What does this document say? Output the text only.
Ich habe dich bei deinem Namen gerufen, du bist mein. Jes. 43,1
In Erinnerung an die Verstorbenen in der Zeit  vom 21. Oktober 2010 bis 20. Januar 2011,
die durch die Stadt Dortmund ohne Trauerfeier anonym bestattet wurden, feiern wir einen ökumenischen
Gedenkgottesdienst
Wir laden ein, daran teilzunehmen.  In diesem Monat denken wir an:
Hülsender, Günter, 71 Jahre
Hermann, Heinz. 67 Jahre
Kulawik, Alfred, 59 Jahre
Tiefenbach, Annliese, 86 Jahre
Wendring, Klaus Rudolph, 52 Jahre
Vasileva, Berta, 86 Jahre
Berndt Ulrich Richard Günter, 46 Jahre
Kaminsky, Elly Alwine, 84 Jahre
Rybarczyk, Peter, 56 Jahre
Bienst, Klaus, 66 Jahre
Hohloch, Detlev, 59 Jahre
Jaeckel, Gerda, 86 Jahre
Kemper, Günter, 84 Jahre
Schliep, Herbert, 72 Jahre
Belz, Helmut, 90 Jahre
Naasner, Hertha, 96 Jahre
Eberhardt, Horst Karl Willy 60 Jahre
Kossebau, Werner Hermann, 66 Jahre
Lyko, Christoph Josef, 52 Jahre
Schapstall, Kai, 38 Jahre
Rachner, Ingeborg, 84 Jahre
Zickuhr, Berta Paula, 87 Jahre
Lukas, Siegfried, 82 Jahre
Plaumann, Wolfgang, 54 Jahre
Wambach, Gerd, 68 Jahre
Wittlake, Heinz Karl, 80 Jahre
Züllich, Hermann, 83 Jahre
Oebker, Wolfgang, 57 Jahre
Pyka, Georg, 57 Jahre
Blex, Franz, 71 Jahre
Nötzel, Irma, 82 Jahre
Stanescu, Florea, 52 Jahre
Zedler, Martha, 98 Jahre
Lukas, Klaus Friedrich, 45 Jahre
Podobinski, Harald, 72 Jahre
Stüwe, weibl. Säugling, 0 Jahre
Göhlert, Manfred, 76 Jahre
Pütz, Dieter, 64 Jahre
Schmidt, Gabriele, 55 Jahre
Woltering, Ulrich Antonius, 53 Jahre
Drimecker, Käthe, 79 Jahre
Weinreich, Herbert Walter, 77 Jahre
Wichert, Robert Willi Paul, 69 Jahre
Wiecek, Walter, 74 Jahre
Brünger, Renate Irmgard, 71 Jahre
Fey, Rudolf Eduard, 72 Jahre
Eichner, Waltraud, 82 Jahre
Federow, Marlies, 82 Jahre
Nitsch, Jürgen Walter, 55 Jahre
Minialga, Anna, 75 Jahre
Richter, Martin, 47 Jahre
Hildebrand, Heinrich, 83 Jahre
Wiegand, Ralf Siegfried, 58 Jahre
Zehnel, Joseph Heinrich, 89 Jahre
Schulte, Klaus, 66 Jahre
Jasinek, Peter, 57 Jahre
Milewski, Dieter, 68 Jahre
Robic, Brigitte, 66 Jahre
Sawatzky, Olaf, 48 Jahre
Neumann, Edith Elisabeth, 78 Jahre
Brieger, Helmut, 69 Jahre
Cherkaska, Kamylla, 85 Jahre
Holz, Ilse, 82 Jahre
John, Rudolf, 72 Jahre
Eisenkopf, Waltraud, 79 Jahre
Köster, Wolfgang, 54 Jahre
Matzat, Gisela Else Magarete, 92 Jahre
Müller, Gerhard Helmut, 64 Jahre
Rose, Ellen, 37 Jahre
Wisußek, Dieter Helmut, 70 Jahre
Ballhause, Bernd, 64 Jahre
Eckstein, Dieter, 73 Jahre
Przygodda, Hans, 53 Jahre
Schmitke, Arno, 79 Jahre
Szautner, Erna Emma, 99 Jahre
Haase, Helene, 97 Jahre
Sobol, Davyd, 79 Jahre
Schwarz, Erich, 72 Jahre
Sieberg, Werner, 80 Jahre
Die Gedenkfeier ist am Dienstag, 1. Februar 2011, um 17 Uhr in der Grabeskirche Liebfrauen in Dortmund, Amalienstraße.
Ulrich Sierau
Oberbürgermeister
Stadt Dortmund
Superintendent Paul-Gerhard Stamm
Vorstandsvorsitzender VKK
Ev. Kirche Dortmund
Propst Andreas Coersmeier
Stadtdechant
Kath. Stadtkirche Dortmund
━━━━
■ **Set problem**:
Report all lines of the data that include the word "Peter".

■ **Answer for the task**:
Rybarczyk, Peter, 56 Jahre
Jasinek, Peter, 57 Jahre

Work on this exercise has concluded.